- Aim
Without altering anything, repeat each of the records.
-------- Material shown --------
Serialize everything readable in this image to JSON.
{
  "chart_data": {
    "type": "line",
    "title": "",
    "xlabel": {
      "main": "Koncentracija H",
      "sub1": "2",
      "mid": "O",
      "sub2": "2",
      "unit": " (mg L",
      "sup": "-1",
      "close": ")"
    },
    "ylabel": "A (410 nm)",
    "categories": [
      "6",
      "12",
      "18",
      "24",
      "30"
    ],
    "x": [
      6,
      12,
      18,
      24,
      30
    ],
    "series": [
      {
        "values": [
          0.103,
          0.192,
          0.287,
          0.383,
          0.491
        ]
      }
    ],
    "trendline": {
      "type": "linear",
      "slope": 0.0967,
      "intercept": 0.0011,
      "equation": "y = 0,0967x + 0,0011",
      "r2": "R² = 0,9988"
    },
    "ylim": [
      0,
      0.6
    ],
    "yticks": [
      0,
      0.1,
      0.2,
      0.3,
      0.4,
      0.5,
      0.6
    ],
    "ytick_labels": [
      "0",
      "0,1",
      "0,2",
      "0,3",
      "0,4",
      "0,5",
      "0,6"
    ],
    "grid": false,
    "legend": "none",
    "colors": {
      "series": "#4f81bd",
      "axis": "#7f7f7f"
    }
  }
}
--------
- Complete response
Serialize everything readable in this image to JSON.
{
  "chart_data": {
    "type": "line",
    "title": "",
    "xlabel": {
      "main": "Koncentracija H",
      "sub1": "2",
      "mid": "O",
      "sub2": "2",
      "unit": " (mg L",
      "sup": "-1",
      "close": ")"
    },
    "ylabel": "A (410 nm)",
    "categories": [
      "6",
      "12",
      "18",
      "24",
      "30"
    ],
    "x": [
      6,
      12,
      18,
      24,
      30
    ],
    "series": [
      {
        "values": [
          0.103,
          0.192,
          0.287,
          0.383,
          0.491
        ]
      }
    ],
    "trendline": {
      "type": "linear",
      "slope": 0.0967,
      "intercept": 0.0011,
      "equation": "y = 0,0967x + 0,0011",
      "r2": "R² = 0,9988"
    },
    "ylim": [
      0,
      0.6
    ],
    "yticks": [
      0,
      0.1,
      0.2,
      0.3,
      0.4,
      0.5,
      0.6
    ],
    "ytick_labels": [
      "0",
      "0,1",
      "0,2",
      "0,3",
      "0,4",
      "0,5",
      "0,6"
    ],
    "grid": false,
    "legend": "none",
    "colors": {
      "series": "#4f81bd",
      "axis": "#7f7f7f"
    }
  }
}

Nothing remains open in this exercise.